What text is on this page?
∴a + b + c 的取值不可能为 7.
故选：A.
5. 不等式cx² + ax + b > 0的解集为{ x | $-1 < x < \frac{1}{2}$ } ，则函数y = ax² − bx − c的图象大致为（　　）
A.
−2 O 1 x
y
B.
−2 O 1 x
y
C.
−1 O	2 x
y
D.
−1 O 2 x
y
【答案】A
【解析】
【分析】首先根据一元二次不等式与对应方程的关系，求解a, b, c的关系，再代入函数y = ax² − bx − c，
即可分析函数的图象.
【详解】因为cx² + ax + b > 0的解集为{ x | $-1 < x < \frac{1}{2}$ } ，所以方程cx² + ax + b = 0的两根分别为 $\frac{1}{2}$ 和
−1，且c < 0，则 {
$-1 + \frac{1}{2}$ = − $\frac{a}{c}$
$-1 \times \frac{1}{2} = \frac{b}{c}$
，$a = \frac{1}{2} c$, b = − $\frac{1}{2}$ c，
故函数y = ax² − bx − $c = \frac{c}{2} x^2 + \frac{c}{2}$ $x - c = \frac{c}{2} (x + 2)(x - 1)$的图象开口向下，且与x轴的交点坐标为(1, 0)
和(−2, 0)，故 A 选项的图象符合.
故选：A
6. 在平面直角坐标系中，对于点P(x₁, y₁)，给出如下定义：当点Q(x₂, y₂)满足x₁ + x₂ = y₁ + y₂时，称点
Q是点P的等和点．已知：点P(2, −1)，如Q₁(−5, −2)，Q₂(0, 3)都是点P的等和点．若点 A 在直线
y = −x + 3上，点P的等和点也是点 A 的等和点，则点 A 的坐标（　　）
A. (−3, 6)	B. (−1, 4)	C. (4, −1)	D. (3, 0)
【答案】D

• Task to carry out: Return the listing above in full, character for character.

• Result of this exercise:
What text is on this page?
∴a + b + c 的取值不可能为 7.
故选：A.
5. 不等式cx² + ax + b > 0的解集为{ x | $-1 < x < \frac{1}{2}$ } ，则函数y = ax² − bx − c的图象大致为（　　）
A.
−2 O 1 x
y
B.
−2 O 1 x
y
C.
−1 O	2 x
y
D.
−1 O 2 x
y
【答案】A
【解析】
【分析】首先根据一元二次不等式与对应方程的关系，求解a, b, c的关系，再代入函数y = ax² − bx − c，
即可分析函数的图象.
【详解】因为cx² + ax + b > 0的解集为{ x | $-1 < x < \frac{1}{2}$ } ，所以方程cx² + ax + b = 0的两根分别为 $\frac{1}{2}$ 和
−1，且c < 0，则 {
$-1 + \frac{1}{2}$ = − $\frac{a}{c}$
$-1 \times \frac{1}{2} = \frac{b}{c}$
，$a = \frac{1}{2} c$, b = − $\frac{1}{2}$ c，
故函数y = ax² − bx − $c = \frac{c}{2} x^2 + \frac{c}{2}$ $x - c = \frac{c}{2} (x + 2)(x - 1)$的图象开口向下，且与x轴的交点坐标为(1, 0)
和(−2, 0)，故 A 选项的图象符合.
故选：A
6. 在平面直角坐标系中，对于点P(x₁, y₁)，给出如下定义：当点Q(x₂, y₂)满足x₁ + x₂ = y₁ + y₂时，称点
Q是点P的等和点．已知：点P(2, −1)，如Q₁(−5, −2)，Q₂(0, 3)都是点P的等和点．若点 A 在直线
y = −x + 3上，点P的等和点也是点 A 的等和点，则点 A 的坐标（　　）
A. (−3, 6)	B. (−1, 4)	C. (4, −1)	D. (3, 0)
【答案】D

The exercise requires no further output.